Collection entries
★ ★ ★

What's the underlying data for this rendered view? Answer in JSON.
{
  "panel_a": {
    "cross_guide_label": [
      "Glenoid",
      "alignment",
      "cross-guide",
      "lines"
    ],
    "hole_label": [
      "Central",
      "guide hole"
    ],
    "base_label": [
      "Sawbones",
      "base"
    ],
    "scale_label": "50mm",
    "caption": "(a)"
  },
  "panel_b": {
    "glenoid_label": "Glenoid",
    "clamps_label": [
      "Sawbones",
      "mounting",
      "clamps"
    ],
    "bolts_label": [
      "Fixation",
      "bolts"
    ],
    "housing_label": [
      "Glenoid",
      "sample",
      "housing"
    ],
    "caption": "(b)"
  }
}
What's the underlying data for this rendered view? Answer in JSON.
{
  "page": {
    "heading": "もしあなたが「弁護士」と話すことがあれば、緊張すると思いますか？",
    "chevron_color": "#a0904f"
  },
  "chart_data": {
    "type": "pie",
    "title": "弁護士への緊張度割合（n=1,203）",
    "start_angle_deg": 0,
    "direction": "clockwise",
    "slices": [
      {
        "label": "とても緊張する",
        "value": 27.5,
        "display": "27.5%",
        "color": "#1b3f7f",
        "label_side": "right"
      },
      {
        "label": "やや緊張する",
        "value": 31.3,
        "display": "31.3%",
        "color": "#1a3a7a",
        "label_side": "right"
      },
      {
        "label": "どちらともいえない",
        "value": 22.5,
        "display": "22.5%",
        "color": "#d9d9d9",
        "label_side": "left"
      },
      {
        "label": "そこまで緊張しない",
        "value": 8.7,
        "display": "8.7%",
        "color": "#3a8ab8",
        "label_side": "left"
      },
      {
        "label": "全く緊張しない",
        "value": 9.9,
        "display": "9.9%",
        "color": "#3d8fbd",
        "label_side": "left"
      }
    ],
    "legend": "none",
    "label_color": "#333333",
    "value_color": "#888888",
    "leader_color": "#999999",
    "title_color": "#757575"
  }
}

★ ★ ★

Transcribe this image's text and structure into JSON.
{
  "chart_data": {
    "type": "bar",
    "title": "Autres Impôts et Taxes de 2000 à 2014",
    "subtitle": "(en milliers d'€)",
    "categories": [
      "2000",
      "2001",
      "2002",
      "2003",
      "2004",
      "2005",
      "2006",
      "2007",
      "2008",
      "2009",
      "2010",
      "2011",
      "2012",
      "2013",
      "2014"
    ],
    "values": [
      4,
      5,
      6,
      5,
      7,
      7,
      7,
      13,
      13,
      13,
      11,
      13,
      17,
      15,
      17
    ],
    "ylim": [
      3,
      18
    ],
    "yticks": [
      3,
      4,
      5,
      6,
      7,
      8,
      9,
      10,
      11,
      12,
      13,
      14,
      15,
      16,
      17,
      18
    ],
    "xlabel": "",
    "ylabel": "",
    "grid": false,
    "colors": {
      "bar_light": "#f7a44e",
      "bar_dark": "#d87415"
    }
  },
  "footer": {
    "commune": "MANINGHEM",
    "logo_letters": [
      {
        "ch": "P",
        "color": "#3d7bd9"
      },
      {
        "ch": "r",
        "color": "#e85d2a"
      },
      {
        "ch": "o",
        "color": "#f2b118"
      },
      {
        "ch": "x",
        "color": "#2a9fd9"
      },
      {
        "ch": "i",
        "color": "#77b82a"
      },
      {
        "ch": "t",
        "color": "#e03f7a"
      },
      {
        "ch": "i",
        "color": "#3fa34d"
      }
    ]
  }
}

★ ★ ★

# [What you should do]
Search the lines for the string "display" and copy every line that has it.

# [Task result]
        "display": "27.5%",
        "display": "31.3%",
        "display": "22.5%",
        "display": "8.7%",
        "display": "9.9%",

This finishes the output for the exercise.